Task goal =>
Show every line in the records below that contains the word "Millions".

[Stored records]
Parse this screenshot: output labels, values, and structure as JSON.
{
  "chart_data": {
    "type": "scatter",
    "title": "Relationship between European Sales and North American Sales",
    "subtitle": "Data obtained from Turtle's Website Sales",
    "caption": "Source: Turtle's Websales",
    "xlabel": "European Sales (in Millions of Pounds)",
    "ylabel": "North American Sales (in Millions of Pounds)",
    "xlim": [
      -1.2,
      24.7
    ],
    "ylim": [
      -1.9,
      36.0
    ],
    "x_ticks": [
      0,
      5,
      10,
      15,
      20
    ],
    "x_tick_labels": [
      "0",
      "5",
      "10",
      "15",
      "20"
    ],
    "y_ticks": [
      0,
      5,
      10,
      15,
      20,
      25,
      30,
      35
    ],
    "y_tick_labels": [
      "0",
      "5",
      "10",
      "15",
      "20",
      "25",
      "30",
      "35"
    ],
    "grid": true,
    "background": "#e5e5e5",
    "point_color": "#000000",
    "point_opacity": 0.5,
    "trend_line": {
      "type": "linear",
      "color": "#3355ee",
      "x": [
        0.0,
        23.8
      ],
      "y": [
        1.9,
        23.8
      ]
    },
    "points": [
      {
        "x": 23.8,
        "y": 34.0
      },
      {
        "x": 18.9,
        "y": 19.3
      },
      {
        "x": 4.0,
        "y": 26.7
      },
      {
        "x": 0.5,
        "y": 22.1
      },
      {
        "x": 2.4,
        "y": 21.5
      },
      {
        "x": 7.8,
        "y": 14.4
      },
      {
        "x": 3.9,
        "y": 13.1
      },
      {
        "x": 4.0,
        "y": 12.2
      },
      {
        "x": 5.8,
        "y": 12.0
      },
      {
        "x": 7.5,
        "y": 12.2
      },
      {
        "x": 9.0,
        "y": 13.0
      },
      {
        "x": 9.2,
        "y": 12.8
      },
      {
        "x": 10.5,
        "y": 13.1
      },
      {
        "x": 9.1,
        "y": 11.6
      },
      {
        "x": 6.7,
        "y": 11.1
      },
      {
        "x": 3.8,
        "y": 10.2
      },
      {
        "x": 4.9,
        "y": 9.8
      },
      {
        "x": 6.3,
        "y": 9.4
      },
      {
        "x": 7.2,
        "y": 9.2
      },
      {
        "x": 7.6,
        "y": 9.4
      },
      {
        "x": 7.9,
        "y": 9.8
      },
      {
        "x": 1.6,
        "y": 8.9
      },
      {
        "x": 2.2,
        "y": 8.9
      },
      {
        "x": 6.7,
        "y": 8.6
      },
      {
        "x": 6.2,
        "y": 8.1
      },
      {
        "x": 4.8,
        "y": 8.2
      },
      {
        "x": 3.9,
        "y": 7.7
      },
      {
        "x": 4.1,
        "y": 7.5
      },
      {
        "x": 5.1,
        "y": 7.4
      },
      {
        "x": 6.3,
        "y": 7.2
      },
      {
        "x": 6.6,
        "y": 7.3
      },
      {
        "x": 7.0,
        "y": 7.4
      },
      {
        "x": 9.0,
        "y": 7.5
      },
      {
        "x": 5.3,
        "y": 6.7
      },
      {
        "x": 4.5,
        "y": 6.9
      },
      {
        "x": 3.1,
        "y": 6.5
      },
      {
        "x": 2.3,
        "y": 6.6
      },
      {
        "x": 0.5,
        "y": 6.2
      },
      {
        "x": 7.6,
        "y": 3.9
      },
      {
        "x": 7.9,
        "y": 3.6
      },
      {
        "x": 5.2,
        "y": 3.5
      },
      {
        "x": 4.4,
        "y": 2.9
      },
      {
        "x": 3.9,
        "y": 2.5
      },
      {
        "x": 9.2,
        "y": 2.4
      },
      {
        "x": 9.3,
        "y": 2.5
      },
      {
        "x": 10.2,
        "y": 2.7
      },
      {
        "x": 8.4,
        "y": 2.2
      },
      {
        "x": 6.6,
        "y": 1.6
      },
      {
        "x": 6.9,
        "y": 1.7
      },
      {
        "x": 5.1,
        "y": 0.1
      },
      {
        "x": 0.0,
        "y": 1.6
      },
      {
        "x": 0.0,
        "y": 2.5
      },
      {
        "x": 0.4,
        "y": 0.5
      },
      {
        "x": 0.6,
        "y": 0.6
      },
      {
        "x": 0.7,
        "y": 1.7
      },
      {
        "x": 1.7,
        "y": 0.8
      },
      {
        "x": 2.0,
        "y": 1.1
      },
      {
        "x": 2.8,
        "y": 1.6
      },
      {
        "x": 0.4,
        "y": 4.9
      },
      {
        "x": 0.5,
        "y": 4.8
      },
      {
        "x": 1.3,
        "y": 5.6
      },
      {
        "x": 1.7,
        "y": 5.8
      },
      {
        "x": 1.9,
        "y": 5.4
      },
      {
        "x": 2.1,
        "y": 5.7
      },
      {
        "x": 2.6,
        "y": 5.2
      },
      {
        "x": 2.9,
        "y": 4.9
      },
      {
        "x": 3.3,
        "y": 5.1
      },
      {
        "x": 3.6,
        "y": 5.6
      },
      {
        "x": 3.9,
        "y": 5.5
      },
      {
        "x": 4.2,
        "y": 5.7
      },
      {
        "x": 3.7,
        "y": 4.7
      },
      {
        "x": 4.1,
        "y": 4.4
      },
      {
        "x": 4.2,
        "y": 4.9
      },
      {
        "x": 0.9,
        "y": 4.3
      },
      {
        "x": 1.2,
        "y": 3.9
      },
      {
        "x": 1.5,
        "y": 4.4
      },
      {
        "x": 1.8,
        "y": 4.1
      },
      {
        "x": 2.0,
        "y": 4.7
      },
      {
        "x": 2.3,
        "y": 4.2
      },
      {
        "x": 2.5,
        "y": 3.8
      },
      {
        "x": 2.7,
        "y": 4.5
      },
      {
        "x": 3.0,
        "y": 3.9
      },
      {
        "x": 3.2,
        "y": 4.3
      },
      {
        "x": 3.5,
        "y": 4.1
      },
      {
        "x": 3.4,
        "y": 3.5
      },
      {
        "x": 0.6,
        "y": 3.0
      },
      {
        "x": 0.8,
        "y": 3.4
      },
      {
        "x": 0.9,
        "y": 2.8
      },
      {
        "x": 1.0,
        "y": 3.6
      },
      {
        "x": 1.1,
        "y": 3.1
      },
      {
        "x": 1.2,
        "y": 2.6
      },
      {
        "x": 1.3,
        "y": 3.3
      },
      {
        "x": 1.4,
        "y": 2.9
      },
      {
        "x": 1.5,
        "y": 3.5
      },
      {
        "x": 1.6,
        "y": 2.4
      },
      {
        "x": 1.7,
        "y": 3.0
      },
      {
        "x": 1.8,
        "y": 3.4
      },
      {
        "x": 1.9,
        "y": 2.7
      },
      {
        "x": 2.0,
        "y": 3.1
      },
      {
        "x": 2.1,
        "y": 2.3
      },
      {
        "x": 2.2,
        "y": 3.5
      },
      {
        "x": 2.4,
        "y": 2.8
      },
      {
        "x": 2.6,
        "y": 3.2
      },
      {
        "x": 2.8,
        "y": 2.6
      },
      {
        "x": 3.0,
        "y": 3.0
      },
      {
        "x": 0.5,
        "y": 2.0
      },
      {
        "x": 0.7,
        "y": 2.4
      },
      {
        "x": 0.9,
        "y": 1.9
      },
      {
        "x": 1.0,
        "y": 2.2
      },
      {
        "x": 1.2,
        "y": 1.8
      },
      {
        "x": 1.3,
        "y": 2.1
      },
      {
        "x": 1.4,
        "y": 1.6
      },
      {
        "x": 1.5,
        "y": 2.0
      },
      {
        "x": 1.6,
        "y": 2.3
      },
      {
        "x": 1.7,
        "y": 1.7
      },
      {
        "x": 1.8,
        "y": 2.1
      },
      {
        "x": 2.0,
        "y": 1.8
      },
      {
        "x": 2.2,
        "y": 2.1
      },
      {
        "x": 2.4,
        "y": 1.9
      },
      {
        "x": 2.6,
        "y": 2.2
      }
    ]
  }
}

Task answer =>
    "xlabel": "European Sales (in Millions of Pounds)",
    "ylabel": "North American Sales (in Millions of Pounds)",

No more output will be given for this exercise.